--- Records for the task ---
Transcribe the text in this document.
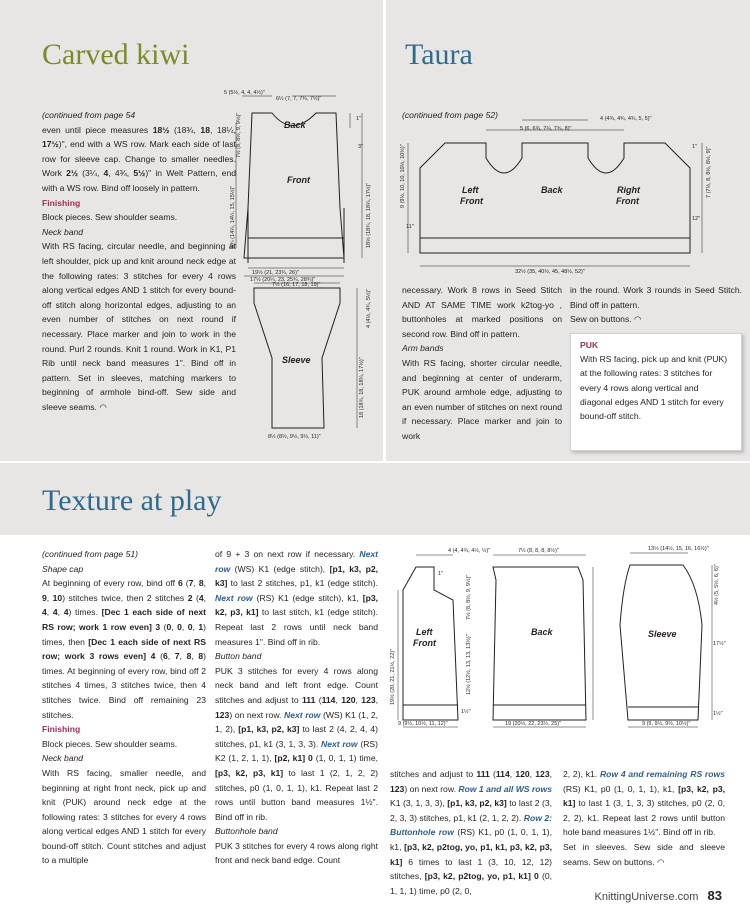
Carved kiwi	Taura
Texture at play

(continued from page 54

even until piece measures 18½ (18¾, 18, 18¼, 17½)", end with a WS row. Mark each side of last row for sleeve cap. Change to smaller needles. Work 2½ (3¼, 4, 4¾, 5½)" in Welt Pattern, end with a WS row. Bind off loosely in pattern.

Finishing

Block pieces. Sew shoulder seams.

Neck band

With RS facing, circular needle, and beginning at left shoulder, pick up and knit around neck edge at the following rates: 3 stitches for every 4 rows along vertical edges AND 1 stitch for every bound-off stitch along horizontal edges, adjusting to an even number of stitches on next round if necessary. Place marker and join to work in the round. Purl 2 rounds. Knit 1 round. Work in K1, P1 Rib until neck band measures 1". Bind off in pattern. Set in sleeves, matching markers to beginning of armhole bind-off. Sew side and sleeve seams. ◠

Back
Front
Sleeve
5 (5½, 4, 4, 4½)"
6½ (7, 7, 7¾, 7½)"
1"
3"
19½ (21, 23¾, 26)"
17½ (20¼, 23, 25¾, 28¾)"
7½ (16, 17, 18, 19)"
8½ (8½, 9½, 9½, 11)"
7½ (8, 8½, 9, 9½)"
5¾ (14¼, 14¼, 15, 15½)"	18½ (18¾, 18, 18¼, 17½)"
4 (4½, 4¾, 5½)"
18 (18¾, 18, 18¼, 17½)"
Left
Front
Back	Right
Front
4 (4¾, 4¾, 4¾, 5, 5)"
5 (6, 6¾, 7¼, 7¾, 8)"
1"
12"
11"
32½ (35, 40½, 45, 48½, 52)"
9 (9½, 10, 10, 10½, 10½)"	7 (7½, 8, 8½, 8½, 9)"

(continued from page 52)

necessary. Work 8 rows in Seed Stitch AND AT SAME TIME work k2tog-yo , buttonholes at marked positions on second row. Bind off in pattern.

Arm bands

With RS facing, shorter circular needle, and beginning at center of underarm, PUK around armhole edge, adjusting to an even number of stitches on next round if necessary. Place marker and join to work

in the round. Work 3 rounds in Seed Stitch. Bind off in pattern.

Sew on buttons. ◠

PUK
With RS facing, pick up and knit (PUK) at the following rates: 3 stitches for every 4 rows along vertical and diagonal edges AND 1 stitch for every bound-off stitch.

(continued from page 51)

Shape cap

At beginning of every row, bind off 6 (7, 8, 9, 10) stitches twice, then 2 stitches 2 (4, 4, 4, 4) times. [Dec 1 each side of next RS row; work 1 row even] 3 (0, 0, 0, 1) times, then [Dec 1 each side of next RS row; work 3 rows even] 4 (6, 7, 8, 8) times. At beginning of every row, bind off 2 stitches 4 times, 3 stitches twice, then 4 stitches twice. Bind off remaining 23 stitches.

Finishing

Block pieces. Sew shoulder seams.

Neck band

With RS facing, smaller needle, and beginning at right front neck, pick up and knit (PUK) around neck edge at the following rates: 3 stitches for every 4 rows along vertical edges AND 1 stitch for every bound-off stitch. Count stitches and adjust to a multiple

of 9 + 3 on next row if necessary. Next row (WS) K1 (edge stitch), [p1, k3, p2, k3] to last 2 stitches, p1, k1 (edge stitch). Next row (RS) K1 (edge stitch), k1, [p3, k2, p3, k1] to last stitch, k1 (edge stitch). Repeat last 2 rows until neck band measures 1". Bind off in rib.

Button band

PUK 3 stitches for every 4 rows along neck band and left front edge. Count stitches and adjust to 111 (114, 120, 123, 123) on next row. Next row (WS) K1 (1, 2, 1, 2), [p1, k3, p2, k3] to last 2 (4, 2, 4, 4) stitches, p1, k1 (3, 1, 3, 3). Next row (RS) K2 (1, 2, 1, 1), [p2, k1] 0 (1, 0, 1, 1) time, [p3, k2, p3, k1] to last 1 (2, 1, 2, 2) stitches, p0 (1, 0, 1, 1), k1. Repeat last 2 rows until button band measures 1½". Bind off in rib.

Buttonhole band

PUK 3 stitches for every 4 rows along right front and neck band edge. Count

Left
Front
Back	Sleeve
4 (4, 4¾, 4½, ½)"	7½ (8, 8, 8, 8½)"
1"
1½"
9 (9½, 10½, 11, 12)"	19 (20½, 22, 23½, 25)"
13½ (14½, 15, 16, 16½)"
17½"
1½"
9 (9, 9½, 9½, 10½)"
7½ (8, 8½, 9, 9½)"
19½ (20, 21, 21½, 22)"	12½ (12½, 13, 13, 13½)"
4½ (5, 5½, 6, 6)"

stitches and adjust to 111 (114, 120, 123, 123) on next row. Row 1 and all WS rows K1 (3, 1, 3, 3), [p1, k3, p2, k3] to last 2 (3, 2, 3, 3) stitches, p1, k1 (2, 1, 2, 2). Row 2: Buttonhole row (RS) K1, p0 (1, 0, 1, 1), k1, [p3, k2, p2tog, yo, p1, k1, p3, k2, p3, k1] 6 times to last 1 (3, 10, 12, 12) stitches, [p3, k2, p2tog, yo, p1, k1] 0 (0, 1, 1, 1) time, p0 (2, 0,

2, 2), k1. Row 4 and remaining RS rows (RS) K1, p0 (1, 0, 1, 1), k1, [p3, k2, p3, k1] to last 1 (3, 1, 3, 3) stitches, p0 (2, 0, 2, 2), k1. Repeat last 2 rows until button hole band measures 1½". Bind off in rib.

Set in sleeves. Sew side and sleeve seams. Sew on buttons. ◠

KnittingUniverse.com 83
---
**Written task:**
Leave the images out, please, and restate each line word for word.

**Exercise solution:**
Transcribe the text in this document.
Carved kiwi	Taura
Texture at play

(continued from page 54

even until piece measures 18½ (18¾, 18, 18¼, 17½)", end with a WS row. Mark each side of last row for sleeve cap. Change to smaller needles. Work 2½ (3¼, 4, 4¾, 5½)" in Welt Pattern, end with a WS row. Bind off loosely in pattern.

Finishing

Block pieces. Sew shoulder seams.

Neck band

With RS facing, circular needle, and beginning at left shoulder, pick up and knit around neck edge at the following rates: 3 stitches for every 4 rows along vertical edges AND 1 stitch for every bound-off stitch along horizontal edges, adjusting to an even number of stitches on next round if necessary. Place marker and join to work in the round. Purl 2 rounds. Knit 1 round. Work in K1, P1 Rib until neck band measures 1". Bind off in pattern. Set in sleeves, matching markers to beginning of armhole bind-off. Sew side and sleeve seams. ◠

Back
Front
Sleeve
5 (5½, 4, 4, 4½)"
6½ (7, 7, 7¾, 7½)"
1"
3"
19½ (21, 23¾, 26)"
17½ (20¼, 23, 25¾, 28¾)"
7½ (16, 17, 18, 19)"
8½ (8½, 9½, 9½, 11)"
7½ (8, 8½, 9, 9½)"
5¾ (14¼, 14¼, 15, 15½)"	18½ (18¾, 18, 18¼, 17½)"
4 (4½, 4¾, 5½)"
18 (18¾, 18, 18¼, 17½)"
Left
Front
Back	Right
Front
4 (4¾, 4¾, 4¾, 5, 5)"
5 (6, 6¾, 7¼, 7¾, 8)"
1"
12"
11"
32½ (35, 40½, 45, 48½, 52)"
9 (9½, 10, 10, 10½, 10½)"	7 (7½, 8, 8½, 8½, 9)"

(continued from page 52)

necessary. Work 8 rows in Seed Stitch AND AT SAME TIME work k2tog-yo , buttonholes at marked positions on second row. Bind off in pattern.

Arm bands

With RS facing, shorter circular needle, and beginning at center of underarm, PUK around armhole edge, adjusting to an even number of stitches on next round if necessary. Place marker and join to work

in the round. Work 3 rounds in Seed Stitch. Bind off in pattern.

Sew on buttons. ◠

PUK
With RS facing, pick up and knit (PUK) at the following rates: 3 stitches for every 4 rows along vertical and diagonal edges AND 1 stitch for every bound-off stitch.

(continued from page 51)

Shape cap

At beginning of every row, bind off 6 (7, 8, 9, 10) stitches twice, then 2 stitches 2 (4, 4, 4, 4) times. [Dec 1 each side of next RS row; work 1 row even] 3 (0, 0, 0, 1) times, then [Dec 1 each side of next RS row; work 3 rows even] 4 (6, 7, 8, 8) times. At beginning of every row, bind off 2 stitches 4 times, 3 stitches twice, then 4 stitches twice. Bind off remaining 23 stitches.

Finishing

Block pieces. Sew shoulder seams.

Neck band

With RS facing, smaller needle, and beginning at right front neck, pick up and knit (PUK) around neck edge at the following rates: 3 stitches for every 4 rows along vertical edges AND 1 stitch for every bound-off stitch. Count stitches and adjust to a multiple

of 9 + 3 on next row if necessary. Next row (WS) K1 (edge stitch), [p1, k3, p2, k3] to last 2 stitches, p1, k1 (edge stitch). Next row (RS) K1 (edge stitch), k1, [p3, k2, p3, k1] to last stitch, k1 (edge stitch). Repeat last 2 rows until neck band measures 1". Bind off in rib.

Button band

PUK 3 stitches for every 4 rows along neck band and left front edge. Count stitches and adjust to 111 (114, 120, 123, 123) on next row. Next row (WS) K1 (1, 2, 1, 2), [p1, k3, p2, k3] to last 2 (4, 2, 4, 4) stitches, p1, k1 (3, 1, 3, 3). Next row (RS) K2 (1, 2, 1, 1), [p2, k1] 0 (1, 0, 1, 1) time, [p3, k2, p3, k1] to last 1 (2, 1, 2, 2) stitches, p0 (1, 0, 1, 1), k1. Repeat last 2 rows until button band measures 1½". Bind off in rib.

Buttonhole band

PUK 3 stitches for every 4 rows along right front and neck band edge. Count

Left
Front
Back	Sleeve
4 (4, 4¾, 4½, ½)"	7½ (8, 8, 8, 8½)"
1"
1½"
9 (9½, 10½, 11, 12)"	19 (20½, 22, 23½, 25)"
13½ (14½, 15, 16, 16½)"
17½"
1½"
9 (9, 9½, 9½, 10½)"
7½ (8, 8½, 9, 9½)"
19½ (20, 21, 21½, 22)"	12½ (12½, 13, 13, 13½)"
4½ (5, 5½, 6, 6)"

stitches and adjust to 111 (114, 120, 123, 123) on next row. Row 1 and all WS rows K1 (3, 1, 3, 3), [p1, k3, p2, k3] to last 2 (3, 2, 3, 3) stitches, p1, k1 (2, 1, 2, 2). Row 2: Buttonhole row (RS) K1, p0 (1, 0, 1, 1), k1, [p3, k2, p2tog, yo, p1, k1, p3, k2, p3, k1] 6 times to last 1 (3, 10, 12, 12) stitches, [p3, k2, p2tog, yo, p1, k1] 0 (0, 1, 1, 1) time, p0 (2, 0,

2, 2), k1. Row 4 and remaining RS rows (RS) K1, p0 (1, 0, 1, 1), k1, [p3, k2, p3, k1] to last 1 (3, 1, 3, 3) stitches, p0 (2, 0, 2, 2), k1. Repeat last 2 rows until button hole band measures 1½". Bind off in rib.

Set in sleeves. Sew side and sleeve seams. Sew on buttons. ◠

KnittingUniverse.com 83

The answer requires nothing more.